_THE TASK_
Only the lines holding the string "this" are needed. Copy each one.

_RECORDS TO PROCESS_
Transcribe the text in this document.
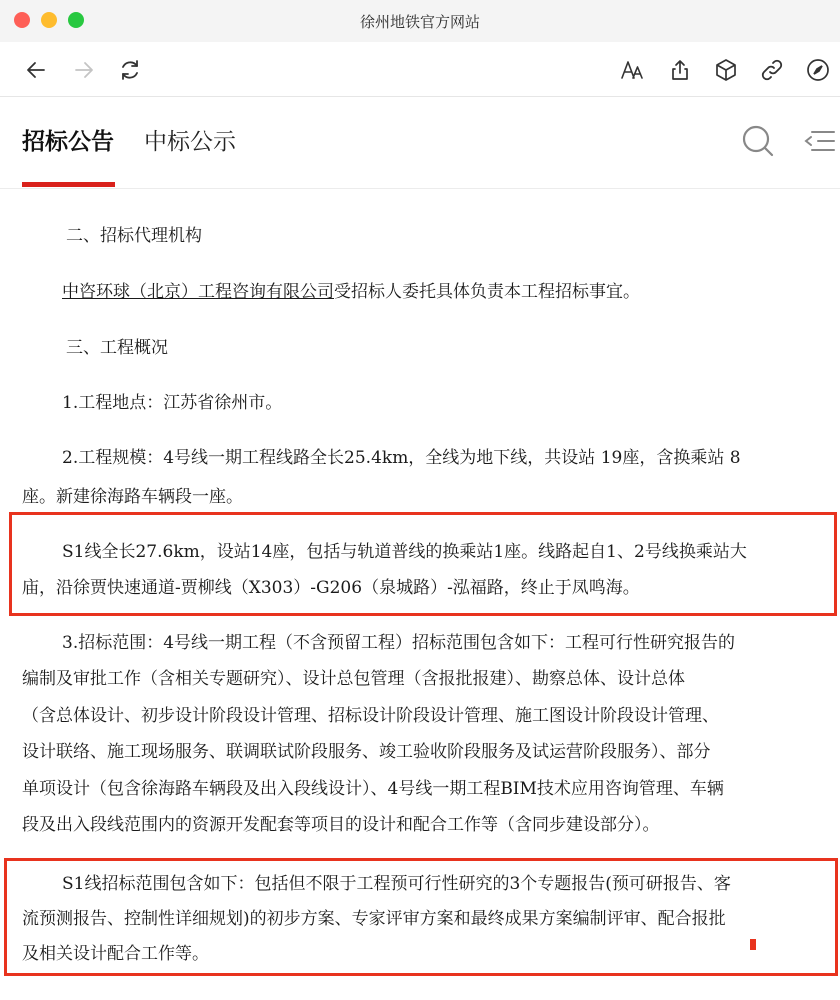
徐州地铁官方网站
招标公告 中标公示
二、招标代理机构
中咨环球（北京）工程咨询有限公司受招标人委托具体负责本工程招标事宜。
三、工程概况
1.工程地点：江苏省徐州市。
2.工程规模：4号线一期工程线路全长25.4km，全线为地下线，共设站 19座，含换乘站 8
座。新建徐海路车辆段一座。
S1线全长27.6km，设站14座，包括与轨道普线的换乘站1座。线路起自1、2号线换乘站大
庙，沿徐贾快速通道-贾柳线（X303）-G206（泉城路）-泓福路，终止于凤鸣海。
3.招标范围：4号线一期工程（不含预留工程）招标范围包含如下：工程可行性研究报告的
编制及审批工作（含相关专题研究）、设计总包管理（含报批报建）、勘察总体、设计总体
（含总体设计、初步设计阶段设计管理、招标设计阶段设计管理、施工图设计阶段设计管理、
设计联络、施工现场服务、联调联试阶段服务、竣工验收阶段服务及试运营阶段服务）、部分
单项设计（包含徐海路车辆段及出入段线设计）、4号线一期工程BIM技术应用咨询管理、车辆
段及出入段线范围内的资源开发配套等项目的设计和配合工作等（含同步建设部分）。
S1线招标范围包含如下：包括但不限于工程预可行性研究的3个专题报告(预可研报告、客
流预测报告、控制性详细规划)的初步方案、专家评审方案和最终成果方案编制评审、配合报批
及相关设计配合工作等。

==

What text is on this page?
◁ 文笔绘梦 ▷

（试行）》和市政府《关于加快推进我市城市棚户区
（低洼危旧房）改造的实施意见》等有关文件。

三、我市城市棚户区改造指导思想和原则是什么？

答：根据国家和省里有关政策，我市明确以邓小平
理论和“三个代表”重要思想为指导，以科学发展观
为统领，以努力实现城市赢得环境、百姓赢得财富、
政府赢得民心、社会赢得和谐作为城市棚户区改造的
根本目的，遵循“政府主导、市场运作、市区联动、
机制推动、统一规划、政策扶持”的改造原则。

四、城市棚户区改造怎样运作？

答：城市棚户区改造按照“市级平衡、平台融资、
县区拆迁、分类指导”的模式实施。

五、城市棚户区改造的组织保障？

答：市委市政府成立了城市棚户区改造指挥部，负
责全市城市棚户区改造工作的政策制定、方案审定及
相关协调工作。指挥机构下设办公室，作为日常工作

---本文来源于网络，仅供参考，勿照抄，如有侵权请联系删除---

_WRITTEN SOLUTION_
Transcribe the text in this document.
What text is on this page?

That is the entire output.